:: Supplied records
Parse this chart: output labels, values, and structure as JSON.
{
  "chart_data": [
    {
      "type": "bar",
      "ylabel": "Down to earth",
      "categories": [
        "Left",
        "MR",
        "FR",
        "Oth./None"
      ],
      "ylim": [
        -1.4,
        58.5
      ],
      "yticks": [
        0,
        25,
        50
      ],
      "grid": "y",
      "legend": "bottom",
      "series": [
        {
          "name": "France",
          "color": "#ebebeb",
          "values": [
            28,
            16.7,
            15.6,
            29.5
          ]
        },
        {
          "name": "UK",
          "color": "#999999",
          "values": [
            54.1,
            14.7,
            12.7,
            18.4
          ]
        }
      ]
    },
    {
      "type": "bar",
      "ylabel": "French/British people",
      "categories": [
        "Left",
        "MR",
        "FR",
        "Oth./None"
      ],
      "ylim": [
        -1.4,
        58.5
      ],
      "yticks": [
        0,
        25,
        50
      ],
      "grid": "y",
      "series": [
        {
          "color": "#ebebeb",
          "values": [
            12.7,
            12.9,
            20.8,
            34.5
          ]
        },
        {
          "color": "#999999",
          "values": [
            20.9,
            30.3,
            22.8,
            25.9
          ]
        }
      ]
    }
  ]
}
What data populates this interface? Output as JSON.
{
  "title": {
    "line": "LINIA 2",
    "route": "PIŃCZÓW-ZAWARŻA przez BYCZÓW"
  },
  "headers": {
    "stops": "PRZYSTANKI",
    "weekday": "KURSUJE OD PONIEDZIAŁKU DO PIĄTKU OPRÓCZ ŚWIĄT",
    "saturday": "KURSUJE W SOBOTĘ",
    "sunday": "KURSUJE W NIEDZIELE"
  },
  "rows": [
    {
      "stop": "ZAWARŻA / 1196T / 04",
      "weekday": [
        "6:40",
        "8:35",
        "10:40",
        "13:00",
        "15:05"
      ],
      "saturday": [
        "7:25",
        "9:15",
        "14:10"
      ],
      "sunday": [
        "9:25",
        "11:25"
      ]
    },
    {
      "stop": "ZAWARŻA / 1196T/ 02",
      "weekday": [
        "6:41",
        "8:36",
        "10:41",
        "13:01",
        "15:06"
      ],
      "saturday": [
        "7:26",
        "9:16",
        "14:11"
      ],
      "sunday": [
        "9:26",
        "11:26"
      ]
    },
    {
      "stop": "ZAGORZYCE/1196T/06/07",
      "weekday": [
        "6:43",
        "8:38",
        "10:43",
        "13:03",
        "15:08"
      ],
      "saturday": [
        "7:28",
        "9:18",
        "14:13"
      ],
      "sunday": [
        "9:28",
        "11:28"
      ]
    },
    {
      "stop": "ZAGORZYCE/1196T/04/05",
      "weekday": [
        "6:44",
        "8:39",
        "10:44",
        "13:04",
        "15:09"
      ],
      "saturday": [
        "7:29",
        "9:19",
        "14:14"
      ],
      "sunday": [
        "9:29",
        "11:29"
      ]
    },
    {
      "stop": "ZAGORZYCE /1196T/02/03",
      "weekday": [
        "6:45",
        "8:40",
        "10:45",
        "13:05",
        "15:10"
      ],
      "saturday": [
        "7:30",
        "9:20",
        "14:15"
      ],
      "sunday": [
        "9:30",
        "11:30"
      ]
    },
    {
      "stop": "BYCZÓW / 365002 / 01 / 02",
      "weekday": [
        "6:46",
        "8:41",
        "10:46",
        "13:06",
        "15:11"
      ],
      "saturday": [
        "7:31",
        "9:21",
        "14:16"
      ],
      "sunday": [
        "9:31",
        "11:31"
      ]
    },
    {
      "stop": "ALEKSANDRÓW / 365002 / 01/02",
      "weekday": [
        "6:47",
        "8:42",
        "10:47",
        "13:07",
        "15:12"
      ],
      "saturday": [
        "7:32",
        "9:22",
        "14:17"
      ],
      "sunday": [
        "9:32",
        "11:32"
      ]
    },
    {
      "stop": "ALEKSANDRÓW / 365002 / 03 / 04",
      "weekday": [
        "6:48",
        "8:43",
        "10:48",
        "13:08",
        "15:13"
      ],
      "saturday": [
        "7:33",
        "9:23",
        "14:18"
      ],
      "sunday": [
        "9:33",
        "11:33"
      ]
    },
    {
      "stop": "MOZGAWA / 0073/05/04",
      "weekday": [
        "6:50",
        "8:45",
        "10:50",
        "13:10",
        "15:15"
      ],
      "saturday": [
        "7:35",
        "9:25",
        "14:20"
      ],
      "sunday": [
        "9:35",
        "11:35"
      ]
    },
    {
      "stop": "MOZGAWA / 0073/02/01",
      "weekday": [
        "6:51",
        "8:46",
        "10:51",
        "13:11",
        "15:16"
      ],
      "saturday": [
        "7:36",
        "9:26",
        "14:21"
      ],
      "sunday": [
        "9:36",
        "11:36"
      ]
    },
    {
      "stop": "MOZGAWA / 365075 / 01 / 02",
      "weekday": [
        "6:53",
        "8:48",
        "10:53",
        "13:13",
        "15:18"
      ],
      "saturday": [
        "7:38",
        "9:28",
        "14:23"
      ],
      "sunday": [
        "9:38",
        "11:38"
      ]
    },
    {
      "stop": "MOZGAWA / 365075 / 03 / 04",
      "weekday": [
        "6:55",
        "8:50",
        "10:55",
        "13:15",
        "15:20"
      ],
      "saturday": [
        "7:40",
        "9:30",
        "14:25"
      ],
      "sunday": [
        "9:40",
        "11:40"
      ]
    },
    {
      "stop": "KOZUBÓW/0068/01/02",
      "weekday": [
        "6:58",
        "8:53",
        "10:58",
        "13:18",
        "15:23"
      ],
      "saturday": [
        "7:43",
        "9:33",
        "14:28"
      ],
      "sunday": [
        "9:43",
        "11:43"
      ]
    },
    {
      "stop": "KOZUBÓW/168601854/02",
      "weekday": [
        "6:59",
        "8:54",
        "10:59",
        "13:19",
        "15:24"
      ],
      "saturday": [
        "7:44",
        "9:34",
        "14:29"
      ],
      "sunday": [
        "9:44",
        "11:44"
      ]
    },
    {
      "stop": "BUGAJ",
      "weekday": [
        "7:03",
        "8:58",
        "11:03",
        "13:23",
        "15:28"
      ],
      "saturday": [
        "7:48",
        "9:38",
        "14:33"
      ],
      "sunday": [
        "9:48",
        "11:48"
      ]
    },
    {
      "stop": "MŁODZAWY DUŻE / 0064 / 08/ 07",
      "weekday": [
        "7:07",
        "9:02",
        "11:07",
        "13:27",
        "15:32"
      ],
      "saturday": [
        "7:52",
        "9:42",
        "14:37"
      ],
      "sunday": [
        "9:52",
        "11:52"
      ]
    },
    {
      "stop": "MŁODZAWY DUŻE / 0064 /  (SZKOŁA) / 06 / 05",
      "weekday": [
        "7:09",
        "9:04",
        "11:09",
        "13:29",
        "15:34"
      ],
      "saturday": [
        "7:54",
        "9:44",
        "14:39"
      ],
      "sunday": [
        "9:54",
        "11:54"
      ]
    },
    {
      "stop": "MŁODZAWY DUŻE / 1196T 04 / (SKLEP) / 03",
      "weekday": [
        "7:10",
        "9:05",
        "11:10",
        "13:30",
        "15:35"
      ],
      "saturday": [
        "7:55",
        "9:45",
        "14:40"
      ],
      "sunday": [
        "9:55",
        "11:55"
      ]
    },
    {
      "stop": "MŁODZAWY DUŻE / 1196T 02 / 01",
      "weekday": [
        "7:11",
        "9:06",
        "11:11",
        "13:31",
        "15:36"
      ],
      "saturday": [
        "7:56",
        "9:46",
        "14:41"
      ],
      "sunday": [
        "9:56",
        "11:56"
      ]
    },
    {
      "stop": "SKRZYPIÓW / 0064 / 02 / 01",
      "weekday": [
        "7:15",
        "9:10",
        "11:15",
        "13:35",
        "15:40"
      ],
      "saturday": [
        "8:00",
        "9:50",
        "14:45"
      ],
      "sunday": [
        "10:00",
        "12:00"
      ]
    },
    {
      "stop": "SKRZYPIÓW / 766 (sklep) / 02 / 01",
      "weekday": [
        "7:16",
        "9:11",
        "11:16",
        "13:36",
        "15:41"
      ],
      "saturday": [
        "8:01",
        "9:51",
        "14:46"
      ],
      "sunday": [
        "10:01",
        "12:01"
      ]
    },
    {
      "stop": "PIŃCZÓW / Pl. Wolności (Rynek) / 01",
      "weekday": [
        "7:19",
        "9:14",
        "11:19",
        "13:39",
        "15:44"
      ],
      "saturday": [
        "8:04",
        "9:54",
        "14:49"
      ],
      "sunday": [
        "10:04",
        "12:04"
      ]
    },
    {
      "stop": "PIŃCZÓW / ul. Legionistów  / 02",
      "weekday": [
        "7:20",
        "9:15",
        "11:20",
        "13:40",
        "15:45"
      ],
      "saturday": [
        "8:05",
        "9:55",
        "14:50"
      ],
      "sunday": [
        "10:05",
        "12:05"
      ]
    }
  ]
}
::::
Task instructions —
List every line in the records above that contains the word "MŁODZAWY".

Task solution —
      "stop": "MŁODZAWY DUŻE / 0064 / 08/ 07",
      "stop": "MŁODZAWY DUŻE / 0064 /  (SZKOŁA) / 06 / 05",
      "stop": "MŁODZAWY DUŻE / 1196T 04 / (SKLEP) / 03",
      "stop": "MŁODZAWY DUŻE / 1196T 02 / 01",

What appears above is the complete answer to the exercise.